| Exercise objective |
Print all records exactly, leaving nothing out.
## Begin Excerpted data
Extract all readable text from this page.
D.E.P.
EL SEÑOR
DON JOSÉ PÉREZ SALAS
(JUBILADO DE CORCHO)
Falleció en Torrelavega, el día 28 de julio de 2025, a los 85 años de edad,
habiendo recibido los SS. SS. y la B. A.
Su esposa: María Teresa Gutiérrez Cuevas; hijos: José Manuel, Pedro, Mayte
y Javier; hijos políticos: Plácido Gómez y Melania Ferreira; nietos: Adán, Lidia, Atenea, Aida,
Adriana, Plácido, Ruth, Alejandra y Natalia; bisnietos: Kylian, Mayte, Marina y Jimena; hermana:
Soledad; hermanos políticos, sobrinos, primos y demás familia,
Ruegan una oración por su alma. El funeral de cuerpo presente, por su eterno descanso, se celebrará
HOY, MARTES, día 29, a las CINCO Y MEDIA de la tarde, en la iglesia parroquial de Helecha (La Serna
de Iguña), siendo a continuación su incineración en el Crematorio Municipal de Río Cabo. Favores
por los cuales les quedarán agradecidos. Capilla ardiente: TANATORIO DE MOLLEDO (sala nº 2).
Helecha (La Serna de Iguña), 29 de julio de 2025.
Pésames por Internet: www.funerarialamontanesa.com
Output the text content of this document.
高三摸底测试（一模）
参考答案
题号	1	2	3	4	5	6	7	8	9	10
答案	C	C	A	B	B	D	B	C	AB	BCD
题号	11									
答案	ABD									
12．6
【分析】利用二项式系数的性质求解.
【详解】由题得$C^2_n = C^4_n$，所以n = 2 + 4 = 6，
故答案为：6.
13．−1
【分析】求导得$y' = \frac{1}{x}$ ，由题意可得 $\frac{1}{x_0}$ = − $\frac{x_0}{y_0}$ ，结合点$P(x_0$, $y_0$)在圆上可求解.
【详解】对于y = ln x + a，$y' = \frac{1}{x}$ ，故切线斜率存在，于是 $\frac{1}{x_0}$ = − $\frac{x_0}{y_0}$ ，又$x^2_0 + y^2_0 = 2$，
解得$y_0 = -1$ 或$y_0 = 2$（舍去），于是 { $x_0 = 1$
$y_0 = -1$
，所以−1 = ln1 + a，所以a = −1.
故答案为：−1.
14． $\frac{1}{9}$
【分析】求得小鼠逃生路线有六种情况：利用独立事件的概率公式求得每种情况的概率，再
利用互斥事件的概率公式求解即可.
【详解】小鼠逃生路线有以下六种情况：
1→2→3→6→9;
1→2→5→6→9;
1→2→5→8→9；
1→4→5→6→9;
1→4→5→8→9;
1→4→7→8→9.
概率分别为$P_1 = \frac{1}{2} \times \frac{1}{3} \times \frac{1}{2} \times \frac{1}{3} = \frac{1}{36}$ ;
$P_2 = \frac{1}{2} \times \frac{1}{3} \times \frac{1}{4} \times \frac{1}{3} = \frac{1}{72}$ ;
## End Excerpted data
| Finished answer |
Extract all readable text from this page.
D.E.P.
EL SEÑOR
DON JOSÉ PÉREZ SALAS
(JUBILADO DE CORCHO)
Falleció en Torrelavega, el día 28 de julio de 2025, a los 85 años de edad,
habiendo recibido los SS. SS. y la B. A.
Su esposa: María Teresa Gutiérrez Cuevas; hijos: José Manuel, Pedro, Mayte
y Javier; hijos políticos: Plácido Gómez y Melania Ferreira; nietos: Adán, Lidia, Atenea, Aida,
Adriana, Plácido, Ruth, Alejandra y Natalia; bisnietos: Kylian, Mayte, Marina y Jimena; hermana:
Soledad; hermanos políticos, sobrinos, primos y demás familia,
Ruegan una oración por su alma. El funeral de cuerpo presente, por su eterno descanso, se celebrará
HOY, MARTES, día 29, a las CINCO Y MEDIA de la tarde, en la iglesia parroquial de Helecha (La Serna
de Iguña), siendo a continuación su incineración en el Crematorio Municipal de Río Cabo. Favores
por los cuales les quedarán agradecidos. Capilla ardiente: TANATORIO DE MOLLEDO (sala nº 2).
Helecha (La Serna de Iguña), 29 de julio de 2025.
Pésames por Internet: www.funerarialamontanesa.com
Output the text content of this document.
高三摸底测试（一模）
参考答案
题号	1	2	3	4	5	6	7	8	9	10
答案	C	C	A	B	B	D	B	C	AB	BCD
题号	11									
答案	ABD									
12．6
【分析】利用二项式系数的性质求解.
【详解】由题得$C^2_n = C^4_n$，所以n = 2 + 4 = 6，
故答案为：6.
13．−1
【分析】求导得$y' = \frac{1}{x}$ ，由题意可得 $\frac{1}{x_0}$ = − $\frac{x_0}{y_0}$ ，结合点$P(x_0$, $y_0$)在圆上可求解.
【详解】对于y = ln x + a，$y' = \frac{1}{x}$ ，故切线斜率存在，于是 $\frac{1}{x_0}$ = − $\frac{x_0}{y_0}$ ，又$x^2_0 + y^2_0 = 2$，
解得$y_0 = -1$ 或$y_0 = 2$（舍去），于是 { $x_0 = 1$
$y_0 = -1$
，所以−1 = ln1 + a，所以a = −1.
故答案为：−1.
14． $\frac{1}{9}$
【分析】求得小鼠逃生路线有六种情况：利用独立事件的概率公式求得每种情况的概率，再
利用互斥事件的概率公式求解即可.
【详解】小鼠逃生路线有以下六种情况：
1→2→3→6→9;
1→2→5→6→9;
1→2→5→8→9；
1→4→5→6→9;
1→4→5→8→9;
1→4→7→8→9.
概率分别为$P_1 = \frac{1}{2} \times \frac{1}{3} \times \frac{1}{2} \times \frac{1}{3} = \frac{1}{36}$ ;
$P_2 = \frac{1}{2} \times \frac{1}{3} \times \frac{1}{4} \times \frac{1}{3} = \frac{1}{72}$ ;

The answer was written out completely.